▸ **TASK**: Filter the listing below, copying every line in which the word "name" appears.

▸ **SUPPLIED RECORDS**:
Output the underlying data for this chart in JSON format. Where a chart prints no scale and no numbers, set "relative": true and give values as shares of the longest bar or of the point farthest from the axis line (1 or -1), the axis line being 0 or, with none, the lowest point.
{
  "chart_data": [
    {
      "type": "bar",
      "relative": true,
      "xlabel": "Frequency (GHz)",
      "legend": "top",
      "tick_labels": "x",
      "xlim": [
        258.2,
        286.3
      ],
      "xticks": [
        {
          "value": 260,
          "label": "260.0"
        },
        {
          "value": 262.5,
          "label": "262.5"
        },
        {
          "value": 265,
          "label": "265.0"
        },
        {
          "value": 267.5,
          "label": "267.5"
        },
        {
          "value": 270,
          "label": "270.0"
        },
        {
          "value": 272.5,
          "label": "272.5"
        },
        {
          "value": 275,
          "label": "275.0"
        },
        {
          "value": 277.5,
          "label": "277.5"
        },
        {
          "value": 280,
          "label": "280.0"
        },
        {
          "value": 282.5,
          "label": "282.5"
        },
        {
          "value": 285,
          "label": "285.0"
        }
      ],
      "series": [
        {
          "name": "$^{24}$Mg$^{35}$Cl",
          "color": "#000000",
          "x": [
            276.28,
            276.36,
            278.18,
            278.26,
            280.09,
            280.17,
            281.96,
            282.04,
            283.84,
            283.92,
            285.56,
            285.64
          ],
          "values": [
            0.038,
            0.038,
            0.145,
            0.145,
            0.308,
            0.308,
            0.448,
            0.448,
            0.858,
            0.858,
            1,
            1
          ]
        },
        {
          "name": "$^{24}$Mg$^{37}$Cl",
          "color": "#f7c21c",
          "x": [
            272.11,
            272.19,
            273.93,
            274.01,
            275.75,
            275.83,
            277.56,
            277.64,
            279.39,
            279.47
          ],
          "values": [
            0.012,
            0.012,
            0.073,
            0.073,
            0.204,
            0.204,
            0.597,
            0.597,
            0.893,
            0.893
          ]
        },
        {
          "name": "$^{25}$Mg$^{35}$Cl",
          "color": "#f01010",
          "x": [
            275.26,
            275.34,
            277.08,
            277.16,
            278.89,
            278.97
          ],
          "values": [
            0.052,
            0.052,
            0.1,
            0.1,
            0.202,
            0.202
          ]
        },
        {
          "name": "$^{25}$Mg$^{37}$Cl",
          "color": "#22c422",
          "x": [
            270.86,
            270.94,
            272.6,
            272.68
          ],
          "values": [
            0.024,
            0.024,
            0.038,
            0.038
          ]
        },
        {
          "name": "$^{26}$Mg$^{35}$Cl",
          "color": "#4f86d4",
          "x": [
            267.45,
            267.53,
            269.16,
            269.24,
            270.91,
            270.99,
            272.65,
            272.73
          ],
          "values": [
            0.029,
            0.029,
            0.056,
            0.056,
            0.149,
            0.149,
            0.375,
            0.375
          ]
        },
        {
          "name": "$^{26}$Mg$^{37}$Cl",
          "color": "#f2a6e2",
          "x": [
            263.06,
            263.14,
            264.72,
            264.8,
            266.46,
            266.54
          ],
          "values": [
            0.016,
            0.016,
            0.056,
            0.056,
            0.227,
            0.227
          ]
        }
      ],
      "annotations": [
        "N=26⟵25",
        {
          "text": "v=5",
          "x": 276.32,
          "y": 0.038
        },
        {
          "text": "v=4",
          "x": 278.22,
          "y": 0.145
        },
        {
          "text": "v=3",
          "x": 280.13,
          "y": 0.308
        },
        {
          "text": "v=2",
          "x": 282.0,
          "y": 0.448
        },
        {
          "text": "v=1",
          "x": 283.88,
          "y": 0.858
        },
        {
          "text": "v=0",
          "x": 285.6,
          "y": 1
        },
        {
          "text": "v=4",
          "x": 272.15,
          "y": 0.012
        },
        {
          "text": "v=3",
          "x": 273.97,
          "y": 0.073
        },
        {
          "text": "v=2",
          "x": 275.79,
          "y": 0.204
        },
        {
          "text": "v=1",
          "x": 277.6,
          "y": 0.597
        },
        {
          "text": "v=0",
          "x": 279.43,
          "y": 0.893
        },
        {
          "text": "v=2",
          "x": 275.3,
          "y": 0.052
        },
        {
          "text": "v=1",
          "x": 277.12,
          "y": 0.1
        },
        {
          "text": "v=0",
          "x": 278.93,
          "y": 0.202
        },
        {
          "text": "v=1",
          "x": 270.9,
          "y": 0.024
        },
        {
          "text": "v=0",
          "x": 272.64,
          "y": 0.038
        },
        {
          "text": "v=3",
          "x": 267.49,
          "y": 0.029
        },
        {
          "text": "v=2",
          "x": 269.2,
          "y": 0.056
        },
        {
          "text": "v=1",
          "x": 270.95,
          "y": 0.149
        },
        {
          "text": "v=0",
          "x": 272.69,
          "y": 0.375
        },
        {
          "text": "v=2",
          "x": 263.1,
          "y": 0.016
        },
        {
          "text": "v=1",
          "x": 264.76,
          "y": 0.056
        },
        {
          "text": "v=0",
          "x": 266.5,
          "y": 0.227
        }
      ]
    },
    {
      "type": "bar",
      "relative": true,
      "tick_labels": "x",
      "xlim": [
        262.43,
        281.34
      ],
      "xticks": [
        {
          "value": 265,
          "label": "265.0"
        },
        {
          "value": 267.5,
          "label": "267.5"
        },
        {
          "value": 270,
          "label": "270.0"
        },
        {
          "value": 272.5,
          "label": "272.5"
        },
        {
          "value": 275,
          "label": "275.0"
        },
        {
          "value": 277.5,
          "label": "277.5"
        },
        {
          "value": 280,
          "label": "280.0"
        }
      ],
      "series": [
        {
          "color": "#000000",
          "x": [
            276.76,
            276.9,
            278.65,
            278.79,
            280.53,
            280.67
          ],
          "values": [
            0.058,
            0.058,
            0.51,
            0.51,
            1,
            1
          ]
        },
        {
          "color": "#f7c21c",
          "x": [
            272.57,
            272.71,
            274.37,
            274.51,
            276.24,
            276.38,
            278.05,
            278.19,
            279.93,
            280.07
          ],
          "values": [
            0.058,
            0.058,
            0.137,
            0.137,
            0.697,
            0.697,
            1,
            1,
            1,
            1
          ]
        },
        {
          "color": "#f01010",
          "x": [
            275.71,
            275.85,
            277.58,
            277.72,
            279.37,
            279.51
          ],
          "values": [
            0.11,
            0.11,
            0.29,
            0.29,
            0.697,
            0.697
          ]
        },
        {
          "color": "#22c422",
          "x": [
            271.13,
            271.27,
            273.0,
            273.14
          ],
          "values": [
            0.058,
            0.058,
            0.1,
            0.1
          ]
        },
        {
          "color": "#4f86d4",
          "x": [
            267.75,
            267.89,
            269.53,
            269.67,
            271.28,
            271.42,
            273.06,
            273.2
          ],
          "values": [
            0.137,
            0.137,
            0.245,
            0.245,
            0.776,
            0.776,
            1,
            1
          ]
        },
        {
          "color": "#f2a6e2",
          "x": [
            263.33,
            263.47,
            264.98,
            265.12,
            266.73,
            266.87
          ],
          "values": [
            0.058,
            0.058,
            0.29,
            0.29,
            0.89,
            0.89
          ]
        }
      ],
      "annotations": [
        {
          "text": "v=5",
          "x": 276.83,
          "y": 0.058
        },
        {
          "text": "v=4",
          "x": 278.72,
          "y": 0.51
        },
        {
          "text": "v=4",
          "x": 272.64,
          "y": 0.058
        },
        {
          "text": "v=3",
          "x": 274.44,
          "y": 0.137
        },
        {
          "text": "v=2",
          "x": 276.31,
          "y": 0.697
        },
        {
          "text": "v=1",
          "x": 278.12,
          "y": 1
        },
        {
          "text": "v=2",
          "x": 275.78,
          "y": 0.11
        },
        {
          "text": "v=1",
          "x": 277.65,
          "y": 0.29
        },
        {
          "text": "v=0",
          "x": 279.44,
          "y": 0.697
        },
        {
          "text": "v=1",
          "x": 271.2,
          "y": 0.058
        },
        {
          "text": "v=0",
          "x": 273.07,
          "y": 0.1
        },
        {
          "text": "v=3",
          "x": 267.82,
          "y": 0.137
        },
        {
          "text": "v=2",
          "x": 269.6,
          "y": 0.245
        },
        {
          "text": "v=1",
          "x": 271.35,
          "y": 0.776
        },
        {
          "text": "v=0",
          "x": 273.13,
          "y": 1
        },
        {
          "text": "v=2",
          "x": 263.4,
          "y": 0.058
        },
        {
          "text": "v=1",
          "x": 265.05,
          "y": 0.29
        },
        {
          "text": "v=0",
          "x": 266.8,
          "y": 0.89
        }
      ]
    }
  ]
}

▸ **EXERCISE ANSWER**:
          "name": "$^{24}$Mg$^{35}$Cl",
          "name": "$^{24}$Mg$^{37}$Cl",
          "name": "$^{25}$Mg$^{35}$Cl",
          "name": "$^{25}$Mg$^{37}$Cl",
          "name": "$^{26}$Mg$^{35}$Cl",
          "name": "$^{26}$Mg$^{37}$Cl",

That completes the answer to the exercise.